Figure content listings
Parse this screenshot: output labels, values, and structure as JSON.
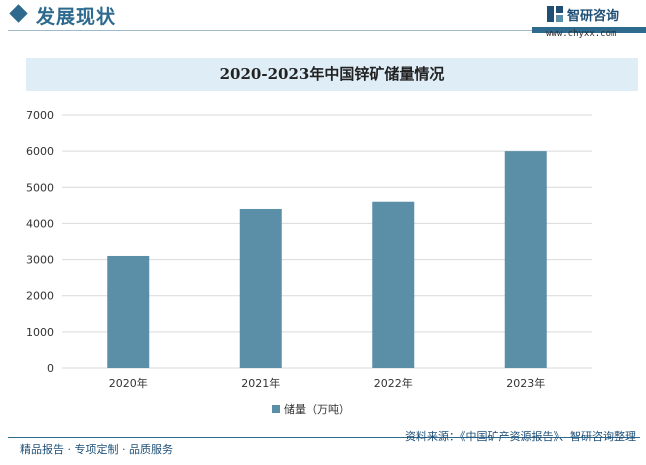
{
  "header": {
    "section_title": "发展现状",
    "brand_name": "智研咨询",
    "brand_url": "www.chyxx.com"
  },
  "colors": {
    "accent": "#2e6a8e",
    "bar": "#5b8fa8",
    "title_band": "#dfeef6"
  },
  "chart_data": {
    "type": "bar",
    "title": "2020-2023年中国锌矿储量情况",
    "categories": [
      "2020年",
      "2021年",
      "2022年",
      "2023年"
    ],
    "series": [
      {
        "name": "储量（万吨）",
        "values": [
          3100,
          4400,
          4600,
          6000
        ]
      }
    ],
    "ylim": [
      0,
      7000
    ],
    "yticks": [
      0,
      1000,
      2000,
      3000,
      4000,
      5000,
      6000,
      7000
    ],
    "grid": true,
    "legend": "bottom"
  },
  "footer": {
    "left": "精品报告 · 专项定制 · 品质服务",
    "right": "资料来源：《中国矿产资源报告》、智研咨询整理"
  }
}
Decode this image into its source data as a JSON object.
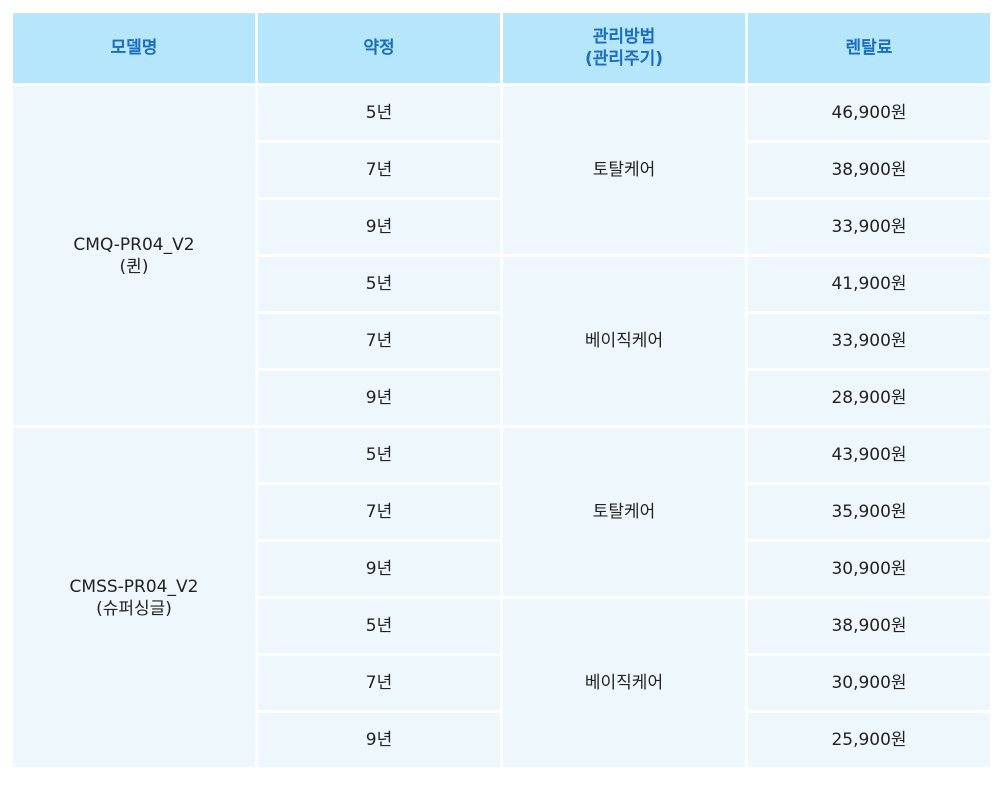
{
  "header": {
    "model": "모델명",
    "contract": "약정",
    "management_line1": "관리방법",
    "management_line2": "(관리주기)",
    "fee": "렌탈료"
  },
  "groups": [
    {
      "model_line1": "CMQ-PR04_V2",
      "model_line2": "(퀸)",
      "plans": [
        {
          "name": "토탈케어",
          "rows": [
            {
              "term": "5년",
              "fee": "46,900원"
            },
            {
              "term": "7년",
              "fee": "38,900원"
            },
            {
              "term": "9년",
              "fee": "33,900원"
            }
          ]
        },
        {
          "name": "베이직케어",
          "rows": [
            {
              "term": "5년",
              "fee": "41,900원"
            },
            {
              "term": "7년",
              "fee": "33,900원"
            },
            {
              "term": "9년",
              "fee": "28,900원"
            }
          ]
        }
      ]
    },
    {
      "model_line1": "CMSS-PR04_V2",
      "model_line2": "(슈퍼싱글)",
      "plans": [
        {
          "name": "토탈케어",
          "rows": [
            {
              "term": "5년",
              "fee": "43,900원"
            },
            {
              "term": "7년",
              "fee": "35,900원"
            },
            {
              "term": "9년",
              "fee": "30,900원"
            }
          ]
        },
        {
          "name": "베이직케어",
          "rows": [
            {
              "term": "5년",
              "fee": "38,900원"
            },
            {
              "term": "7년",
              "fee": "30,900원"
            },
            {
              "term": "9년",
              "fee": "25,900원"
            }
          ]
        }
      ]
    }
  ]
}
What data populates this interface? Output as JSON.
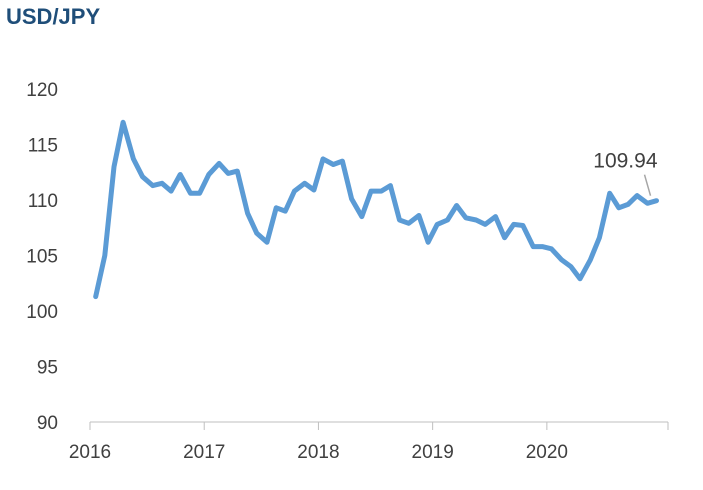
{
  "chart_data": {
    "type": "line",
    "title": "USD/JPY",
    "xlabel": "",
    "ylabel": "",
    "ylim": [
      90,
      120
    ],
    "xlim": [
      2016,
      2021
    ],
    "grid": false,
    "legend": "none",
    "yticks": [
      "90",
      "95",
      "100",
      "105",
      "110",
      "115",
      "120"
    ],
    "xticks": [
      "2016",
      "2017",
      "2018",
      "2019",
      "2020"
    ],
    "annotation": {
      "text": "109.94",
      "value": 109.94
    },
    "series": [
      {
        "color": "#5b9bd5",
        "x": [
          2016.05,
          2016.13,
          2016.21,
          2016.29,
          2016.38,
          2016.46,
          2016.55,
          2016.63,
          2016.71,
          2016.79,
          2016.88,
          2016.96,
          2017.04,
          2017.13,
          2017.21,
          2017.29,
          2017.38,
          2017.46,
          2017.55,
          2017.63,
          2017.71,
          2017.79,
          2017.88,
          2017.96,
          2018.04,
          2018.13,
          2018.21,
          2018.29,
          2018.38,
          2018.46,
          2018.55,
          2018.63,
          2018.71,
          2018.79,
          2018.88,
          2018.96,
          2019.04,
          2019.13,
          2019.21,
          2019.29,
          2019.38,
          2019.46,
          2019.55,
          2019.63,
          2019.71,
          2019.79,
          2019.88,
          2019.96,
          2020.04,
          2020.13,
          2020.21,
          2020.29,
          2020.38,
          2020.46,
          2020.55,
          2020.63,
          2020.71,
          2020.79,
          2020.88,
          2020.96
        ],
        "y": [
          101.3,
          105.0,
          113.0,
          117.0,
          113.7,
          112.1,
          111.3,
          111.5,
          110.8,
          112.3,
          110.6,
          110.6,
          112.3,
          113.3,
          112.4,
          112.6,
          108.8,
          107.0,
          106.2,
          109.3,
          109.0,
          110.8,
          111.5,
          110.9,
          113.7,
          113.2,
          113.5,
          110.1,
          108.5,
          110.8,
          110.8,
          111.3,
          108.2,
          107.9,
          108.6,
          106.2,
          107.8,
          108.2,
          109.5,
          108.4,
          108.2,
          107.8,
          108.5,
          106.6,
          107.8,
          107.7,
          105.8,
          105.8,
          105.6,
          104.6,
          104.0,
          102.9,
          104.6,
          106.6,
          110.6,
          109.3,
          109.6,
          110.4,
          109.7,
          109.94
        ]
      }
    ]
  }
}
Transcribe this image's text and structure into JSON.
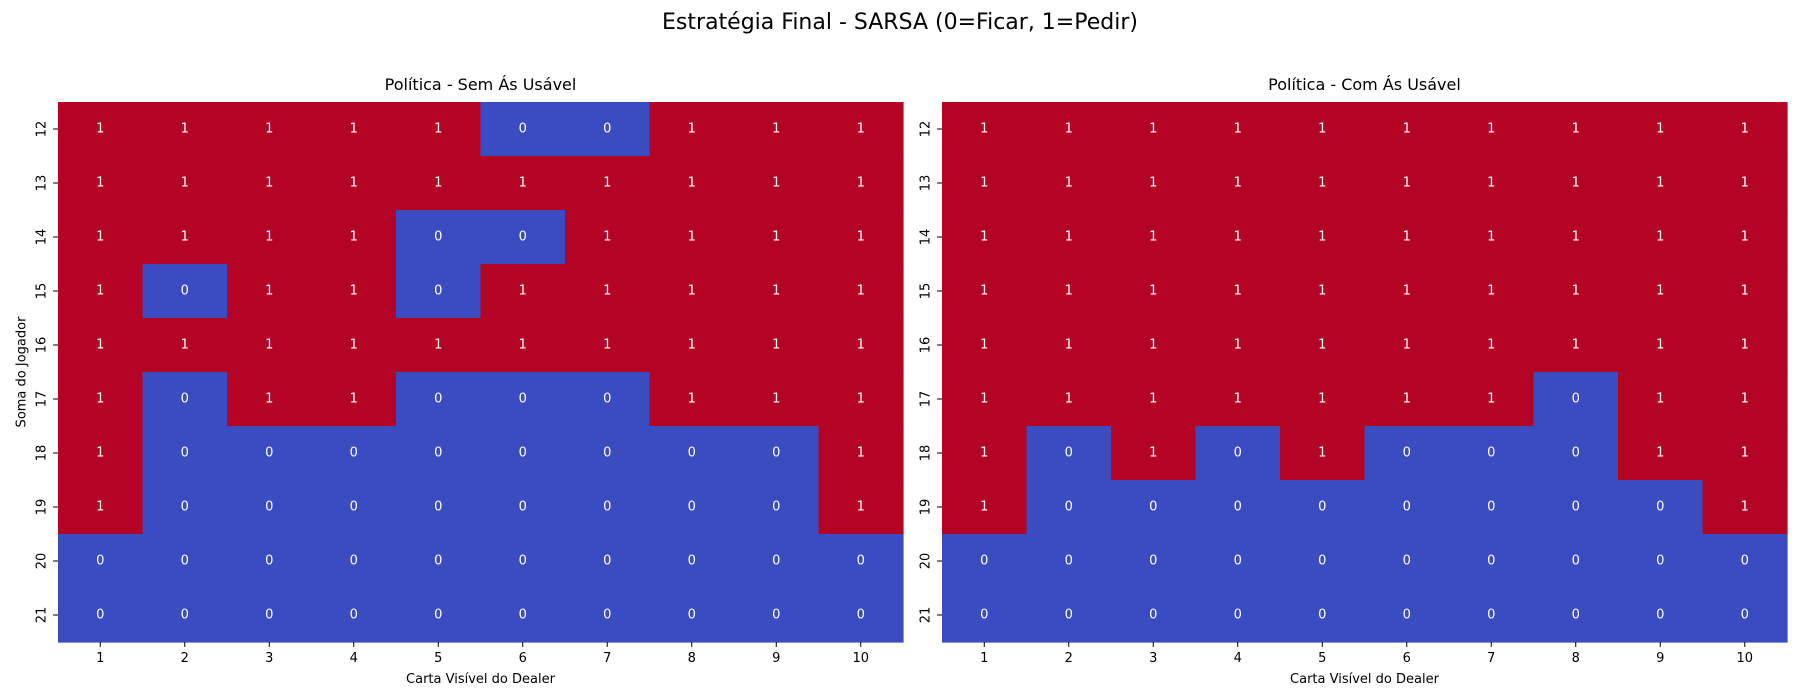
{
  "title": "Estratégia Final - SARSA (0=Ficar, 1=Pedir)",
  "colors": {
    "hit": "#b40426",
    "stand": "#3b4cc0",
    "text": "#ffffff",
    "axis": "#000000"
  },
  "chart_data": [
    {
      "type": "heatmap",
      "title": "Política - Sem Ás Usável",
      "xlabel": "Carta Visível do Dealer",
      "ylabel": "Soma do Jogador",
      "x": [
        1,
        2,
        3,
        4,
        5,
        6,
        7,
        8,
        9,
        10
      ],
      "y": [
        12,
        13,
        14,
        15,
        16,
        17,
        18,
        19,
        20,
        21
      ],
      "values": [
        [
          1,
          1,
          1,
          1,
          1,
          0,
          0,
          1,
          1,
          1
        ],
        [
          1,
          1,
          1,
          1,
          1,
          1,
          1,
          1,
          1,
          1
        ],
        [
          1,
          1,
          1,
          1,
          0,
          0,
          1,
          1,
          1,
          1
        ],
        [
          1,
          0,
          1,
          1,
          0,
          1,
          1,
          1,
          1,
          1
        ],
        [
          1,
          1,
          1,
          1,
          1,
          1,
          1,
          1,
          1,
          1
        ],
        [
          1,
          0,
          1,
          1,
          0,
          0,
          0,
          1,
          1,
          1
        ],
        [
          1,
          0,
          0,
          0,
          0,
          0,
          0,
          0,
          0,
          1
        ],
        [
          1,
          0,
          0,
          0,
          0,
          0,
          0,
          0,
          0,
          1
        ],
        [
          0,
          0,
          0,
          0,
          0,
          0,
          0,
          0,
          0,
          0
        ],
        [
          0,
          0,
          0,
          0,
          0,
          0,
          0,
          0,
          0,
          0
        ]
      ]
    },
    {
      "type": "heatmap",
      "title": "Política - Com Ás Usável",
      "xlabel": "Carta Visível do Dealer",
      "ylabel": "",
      "x": [
        1,
        2,
        3,
        4,
        5,
        6,
        7,
        8,
        9,
        10
      ],
      "y": [
        12,
        13,
        14,
        15,
        16,
        17,
        18,
        19,
        20,
        21
      ],
      "values": [
        [
          1,
          1,
          1,
          1,
          1,
          1,
          1,
          1,
          1,
          1
        ],
        [
          1,
          1,
          1,
          1,
          1,
          1,
          1,
          1,
          1,
          1
        ],
        [
          1,
          1,
          1,
          1,
          1,
          1,
          1,
          1,
          1,
          1
        ],
        [
          1,
          1,
          1,
          1,
          1,
          1,
          1,
          1,
          1,
          1
        ],
        [
          1,
          1,
          1,
          1,
          1,
          1,
          1,
          1,
          1,
          1
        ],
        [
          1,
          1,
          1,
          1,
          1,
          1,
          1,
          0,
          1,
          1
        ],
        [
          1,
          0,
          1,
          0,
          1,
          0,
          0,
          0,
          1,
          1
        ],
        [
          1,
          0,
          0,
          0,
          0,
          0,
          0,
          0,
          0,
          1
        ],
        [
          0,
          0,
          0,
          0,
          0,
          0,
          0,
          0,
          0,
          0
        ],
        [
          0,
          0,
          0,
          0,
          0,
          0,
          0,
          0,
          0,
          0
        ]
      ]
    }
  ]
}
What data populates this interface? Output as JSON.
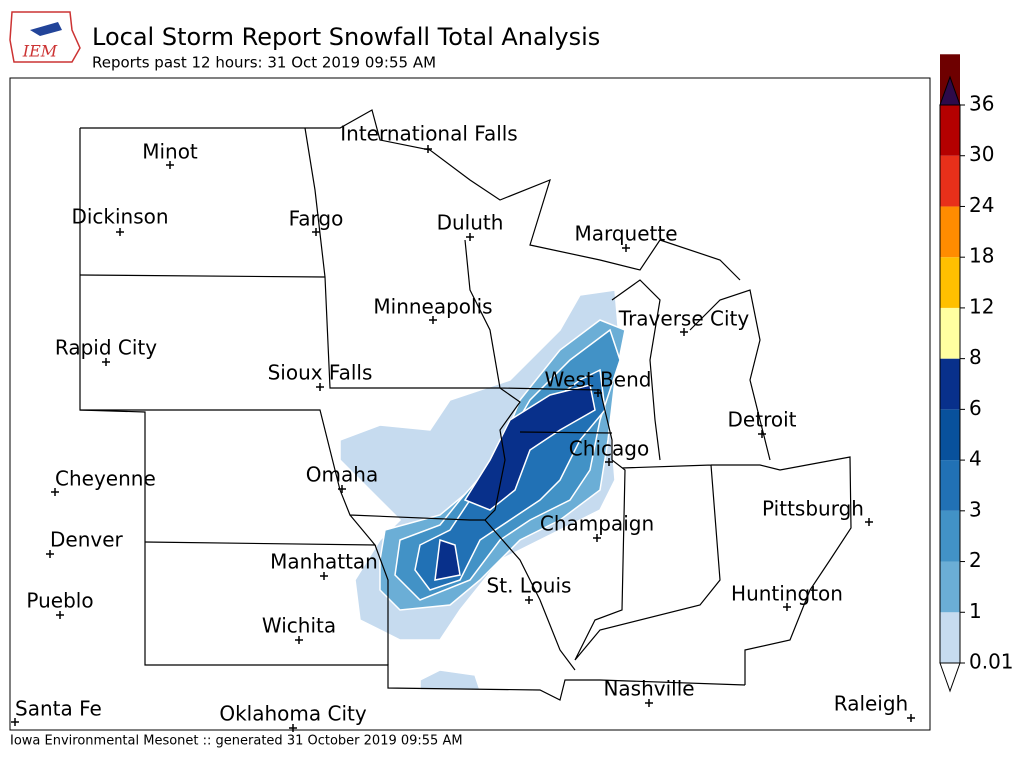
{
  "header": {
    "logo": "IEM",
    "title": "Local Storm Report Snowfall Total Analysis",
    "subtitle": "Reports past 12 hours: 31 Oct 2019 09:55 AM"
  },
  "cities": [
    "Minot",
    "International Falls",
    "Dickinson",
    "Fargo",
    "Duluth",
    "Marquette",
    "Minneapolis",
    "Traverse City",
    "Rapid City",
    "Sioux Falls",
    "West Bend",
    "Detroit",
    "Chicago",
    "Cheyenne",
    "Omaha",
    "Pittsburgh",
    "Champaign",
    "Denver",
    "Manhattan",
    "St. Louis",
    "Huntington",
    "Pueblo",
    "Wichita",
    "Nashville",
    "Raleigh",
    "Santa Fe",
    "Oklahoma City"
  ],
  "colorbar": {
    "levels": [
      0.01,
      1,
      2,
      3,
      4,
      6,
      8,
      12,
      18,
      24,
      30,
      36
    ],
    "colors": [
      "#c6dbef",
      "#6baed6",
      "#4292c6",
      "#2171b5",
      "#08519c",
      "#08308b",
      "#ffffa0",
      "#ffc000",
      "#ff8c00",
      "#e8301a",
      "#b40000",
      "#6e0000"
    ],
    "over_color": "#2d0a4a"
  },
  "footer": "Iowa Environmental Mesonet :: generated 31 October 2019 09:55 AM"
}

Goal of the exercise
Determine how many lines above contain "City" as a word or string. Give the number alone.

Task output
3